| REQUIREMENTS |
Which rows contain the string "Export", with case counting? Pull out every one of them.

| RECORDS FOR THIS EXERCISE |
=-=-=

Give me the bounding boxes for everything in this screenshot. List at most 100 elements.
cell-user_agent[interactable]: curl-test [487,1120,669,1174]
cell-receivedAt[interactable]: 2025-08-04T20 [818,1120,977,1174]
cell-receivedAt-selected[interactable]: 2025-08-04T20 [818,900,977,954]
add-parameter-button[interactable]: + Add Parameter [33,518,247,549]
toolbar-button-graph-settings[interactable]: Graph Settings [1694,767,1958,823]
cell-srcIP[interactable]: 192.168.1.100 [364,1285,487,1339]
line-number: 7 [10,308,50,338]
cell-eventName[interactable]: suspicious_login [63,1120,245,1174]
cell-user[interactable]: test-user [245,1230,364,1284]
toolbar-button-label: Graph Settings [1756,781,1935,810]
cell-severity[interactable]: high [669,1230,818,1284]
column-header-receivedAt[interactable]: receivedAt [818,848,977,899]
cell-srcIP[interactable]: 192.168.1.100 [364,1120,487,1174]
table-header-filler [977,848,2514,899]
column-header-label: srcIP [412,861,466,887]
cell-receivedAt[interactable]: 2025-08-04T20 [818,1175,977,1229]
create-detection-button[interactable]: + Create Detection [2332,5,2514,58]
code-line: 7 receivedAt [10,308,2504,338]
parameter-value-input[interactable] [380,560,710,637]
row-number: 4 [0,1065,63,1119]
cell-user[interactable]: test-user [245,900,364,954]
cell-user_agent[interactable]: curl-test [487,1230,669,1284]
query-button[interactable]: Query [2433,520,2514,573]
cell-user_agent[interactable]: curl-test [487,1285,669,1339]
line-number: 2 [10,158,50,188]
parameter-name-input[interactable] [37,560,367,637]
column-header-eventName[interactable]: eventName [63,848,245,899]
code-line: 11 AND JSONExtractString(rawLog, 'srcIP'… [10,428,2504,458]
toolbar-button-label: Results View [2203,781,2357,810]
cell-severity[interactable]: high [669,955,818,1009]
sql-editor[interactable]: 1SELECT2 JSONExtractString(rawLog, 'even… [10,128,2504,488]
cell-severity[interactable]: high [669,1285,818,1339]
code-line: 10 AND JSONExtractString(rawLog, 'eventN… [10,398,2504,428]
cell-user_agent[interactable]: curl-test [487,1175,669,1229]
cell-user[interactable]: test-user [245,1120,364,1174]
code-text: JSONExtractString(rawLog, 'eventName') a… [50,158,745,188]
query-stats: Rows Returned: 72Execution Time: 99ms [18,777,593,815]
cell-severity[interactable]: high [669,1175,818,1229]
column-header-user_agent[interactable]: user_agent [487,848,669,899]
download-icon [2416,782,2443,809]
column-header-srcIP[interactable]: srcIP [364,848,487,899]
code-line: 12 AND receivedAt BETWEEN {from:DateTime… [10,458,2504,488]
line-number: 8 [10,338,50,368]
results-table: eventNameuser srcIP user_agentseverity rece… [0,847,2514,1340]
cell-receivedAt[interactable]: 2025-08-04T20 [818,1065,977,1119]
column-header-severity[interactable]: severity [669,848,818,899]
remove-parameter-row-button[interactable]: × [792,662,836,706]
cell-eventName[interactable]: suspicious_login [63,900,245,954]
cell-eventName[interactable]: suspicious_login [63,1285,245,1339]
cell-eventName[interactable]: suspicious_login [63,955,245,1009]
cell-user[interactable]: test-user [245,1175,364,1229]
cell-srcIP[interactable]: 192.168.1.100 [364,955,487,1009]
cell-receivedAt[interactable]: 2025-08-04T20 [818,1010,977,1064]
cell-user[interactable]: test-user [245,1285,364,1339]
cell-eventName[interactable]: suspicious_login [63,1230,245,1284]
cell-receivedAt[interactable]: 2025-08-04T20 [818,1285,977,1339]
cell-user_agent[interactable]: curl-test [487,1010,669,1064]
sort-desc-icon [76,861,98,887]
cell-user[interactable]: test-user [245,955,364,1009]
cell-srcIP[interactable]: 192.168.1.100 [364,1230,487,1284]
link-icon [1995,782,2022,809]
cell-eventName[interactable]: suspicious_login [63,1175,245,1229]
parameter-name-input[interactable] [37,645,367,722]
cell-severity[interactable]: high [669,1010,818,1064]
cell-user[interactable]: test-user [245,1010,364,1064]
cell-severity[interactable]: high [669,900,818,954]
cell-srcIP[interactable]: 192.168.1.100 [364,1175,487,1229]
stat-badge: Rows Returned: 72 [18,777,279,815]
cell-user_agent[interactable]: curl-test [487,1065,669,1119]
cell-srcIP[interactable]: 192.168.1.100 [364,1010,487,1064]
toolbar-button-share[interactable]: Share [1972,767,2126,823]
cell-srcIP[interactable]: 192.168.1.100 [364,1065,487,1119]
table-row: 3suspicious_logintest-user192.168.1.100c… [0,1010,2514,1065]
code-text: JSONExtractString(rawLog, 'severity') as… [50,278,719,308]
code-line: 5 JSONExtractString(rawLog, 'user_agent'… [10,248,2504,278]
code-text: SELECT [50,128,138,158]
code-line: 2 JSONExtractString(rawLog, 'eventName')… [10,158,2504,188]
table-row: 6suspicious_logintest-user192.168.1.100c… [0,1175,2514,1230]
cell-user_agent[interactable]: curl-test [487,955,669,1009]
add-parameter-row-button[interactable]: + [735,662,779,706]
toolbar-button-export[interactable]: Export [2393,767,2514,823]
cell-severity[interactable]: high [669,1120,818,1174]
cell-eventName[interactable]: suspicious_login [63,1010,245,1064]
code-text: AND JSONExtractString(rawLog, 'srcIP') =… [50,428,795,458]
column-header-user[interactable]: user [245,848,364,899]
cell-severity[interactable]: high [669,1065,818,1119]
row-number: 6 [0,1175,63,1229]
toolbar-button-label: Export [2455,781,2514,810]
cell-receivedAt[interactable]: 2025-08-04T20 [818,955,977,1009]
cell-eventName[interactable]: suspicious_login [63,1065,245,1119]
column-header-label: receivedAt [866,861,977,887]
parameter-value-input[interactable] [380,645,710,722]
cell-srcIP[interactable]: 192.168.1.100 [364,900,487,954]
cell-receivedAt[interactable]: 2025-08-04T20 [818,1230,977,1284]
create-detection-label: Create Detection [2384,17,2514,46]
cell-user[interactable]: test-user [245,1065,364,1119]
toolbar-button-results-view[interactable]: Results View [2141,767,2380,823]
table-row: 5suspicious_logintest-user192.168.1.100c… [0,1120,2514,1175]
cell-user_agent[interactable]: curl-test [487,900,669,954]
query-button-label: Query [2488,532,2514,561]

=-=-=

| TASK RESULT |
toolbar-button-export[interactable]: Export [2393,767,2514,823]
toolbar-button-label: Export [2455,781,2514,810]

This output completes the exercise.